Review the material line by line. Identify and copy every line that contains the string "structured".

* _Supplied records_
_ _ _ _ _

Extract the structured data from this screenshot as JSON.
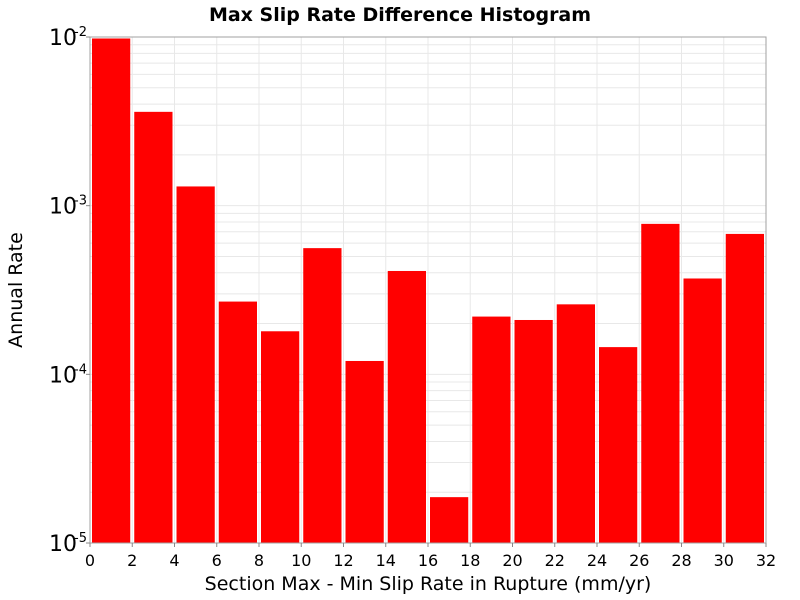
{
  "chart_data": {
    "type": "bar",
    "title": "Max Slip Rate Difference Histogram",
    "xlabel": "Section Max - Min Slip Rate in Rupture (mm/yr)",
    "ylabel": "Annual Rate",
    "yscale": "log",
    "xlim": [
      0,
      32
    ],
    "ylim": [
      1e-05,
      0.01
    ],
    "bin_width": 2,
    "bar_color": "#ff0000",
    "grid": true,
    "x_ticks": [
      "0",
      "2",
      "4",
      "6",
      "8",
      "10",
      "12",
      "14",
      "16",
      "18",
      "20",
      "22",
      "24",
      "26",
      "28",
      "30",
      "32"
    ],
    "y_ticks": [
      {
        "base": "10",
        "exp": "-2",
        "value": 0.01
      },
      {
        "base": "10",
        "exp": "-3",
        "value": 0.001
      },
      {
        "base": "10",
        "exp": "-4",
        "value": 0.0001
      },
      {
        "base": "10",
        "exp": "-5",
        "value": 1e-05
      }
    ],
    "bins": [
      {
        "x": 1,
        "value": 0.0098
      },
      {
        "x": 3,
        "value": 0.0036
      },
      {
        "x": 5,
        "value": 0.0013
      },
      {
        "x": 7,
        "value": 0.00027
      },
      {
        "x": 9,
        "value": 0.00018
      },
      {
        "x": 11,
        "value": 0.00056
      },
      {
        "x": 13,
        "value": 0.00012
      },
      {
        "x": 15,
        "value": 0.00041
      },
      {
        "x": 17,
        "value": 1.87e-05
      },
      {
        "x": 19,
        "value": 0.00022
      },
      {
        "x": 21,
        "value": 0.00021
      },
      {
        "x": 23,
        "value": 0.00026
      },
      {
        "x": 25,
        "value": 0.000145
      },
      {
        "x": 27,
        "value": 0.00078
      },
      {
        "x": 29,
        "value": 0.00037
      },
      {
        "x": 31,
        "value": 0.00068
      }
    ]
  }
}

_ _ _ _ _

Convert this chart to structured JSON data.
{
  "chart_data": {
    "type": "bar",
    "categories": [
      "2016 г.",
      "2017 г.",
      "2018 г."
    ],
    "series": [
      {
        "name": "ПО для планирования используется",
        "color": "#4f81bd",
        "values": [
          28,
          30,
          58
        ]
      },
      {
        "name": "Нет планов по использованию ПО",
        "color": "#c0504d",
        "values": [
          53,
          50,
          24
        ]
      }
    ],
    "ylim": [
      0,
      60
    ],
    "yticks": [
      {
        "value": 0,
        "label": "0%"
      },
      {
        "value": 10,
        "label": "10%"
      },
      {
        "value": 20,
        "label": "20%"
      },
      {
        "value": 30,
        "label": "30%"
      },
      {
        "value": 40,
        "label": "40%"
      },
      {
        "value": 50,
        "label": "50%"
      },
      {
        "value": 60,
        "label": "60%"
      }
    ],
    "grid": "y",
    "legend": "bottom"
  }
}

_ _ _ _ _

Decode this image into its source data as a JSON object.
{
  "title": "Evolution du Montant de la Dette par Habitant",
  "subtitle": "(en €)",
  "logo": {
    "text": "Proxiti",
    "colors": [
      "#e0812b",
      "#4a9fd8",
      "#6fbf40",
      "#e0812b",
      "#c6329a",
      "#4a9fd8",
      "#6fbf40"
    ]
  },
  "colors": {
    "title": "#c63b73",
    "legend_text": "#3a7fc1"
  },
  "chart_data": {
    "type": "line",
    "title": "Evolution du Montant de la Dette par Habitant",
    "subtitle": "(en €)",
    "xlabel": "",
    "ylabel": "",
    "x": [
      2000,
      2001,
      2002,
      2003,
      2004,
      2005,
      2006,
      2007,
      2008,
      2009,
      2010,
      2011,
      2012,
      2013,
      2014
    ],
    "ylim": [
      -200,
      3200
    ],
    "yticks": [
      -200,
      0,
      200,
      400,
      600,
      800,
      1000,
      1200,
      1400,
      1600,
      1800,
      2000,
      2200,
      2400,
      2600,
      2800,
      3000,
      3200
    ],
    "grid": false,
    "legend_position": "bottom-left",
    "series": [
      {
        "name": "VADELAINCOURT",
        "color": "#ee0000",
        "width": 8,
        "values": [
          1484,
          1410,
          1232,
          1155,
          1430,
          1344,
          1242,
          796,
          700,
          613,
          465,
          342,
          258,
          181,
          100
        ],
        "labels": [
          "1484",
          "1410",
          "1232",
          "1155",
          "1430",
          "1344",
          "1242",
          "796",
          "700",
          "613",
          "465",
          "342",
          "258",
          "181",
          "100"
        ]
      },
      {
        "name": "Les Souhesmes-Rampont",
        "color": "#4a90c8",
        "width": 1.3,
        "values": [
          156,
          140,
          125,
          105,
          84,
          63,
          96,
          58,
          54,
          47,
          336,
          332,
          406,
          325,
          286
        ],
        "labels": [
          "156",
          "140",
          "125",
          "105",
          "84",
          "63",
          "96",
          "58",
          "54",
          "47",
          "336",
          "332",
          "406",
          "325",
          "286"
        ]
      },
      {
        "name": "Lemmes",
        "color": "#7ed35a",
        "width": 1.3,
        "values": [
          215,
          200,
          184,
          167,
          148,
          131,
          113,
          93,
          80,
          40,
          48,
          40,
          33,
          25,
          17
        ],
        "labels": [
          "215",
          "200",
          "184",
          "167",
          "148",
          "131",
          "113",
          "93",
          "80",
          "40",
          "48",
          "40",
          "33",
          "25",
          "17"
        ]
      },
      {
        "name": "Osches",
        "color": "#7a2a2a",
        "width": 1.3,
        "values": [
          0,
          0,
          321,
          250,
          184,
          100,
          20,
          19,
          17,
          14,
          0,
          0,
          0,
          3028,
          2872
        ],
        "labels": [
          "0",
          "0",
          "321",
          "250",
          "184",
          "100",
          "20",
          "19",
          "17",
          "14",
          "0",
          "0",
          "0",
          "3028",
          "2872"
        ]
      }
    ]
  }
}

_ _ _ _ _

* _Result of this task_
Extract the structured data from this screenshot as JSON.
Convert this chart to structured JSON data.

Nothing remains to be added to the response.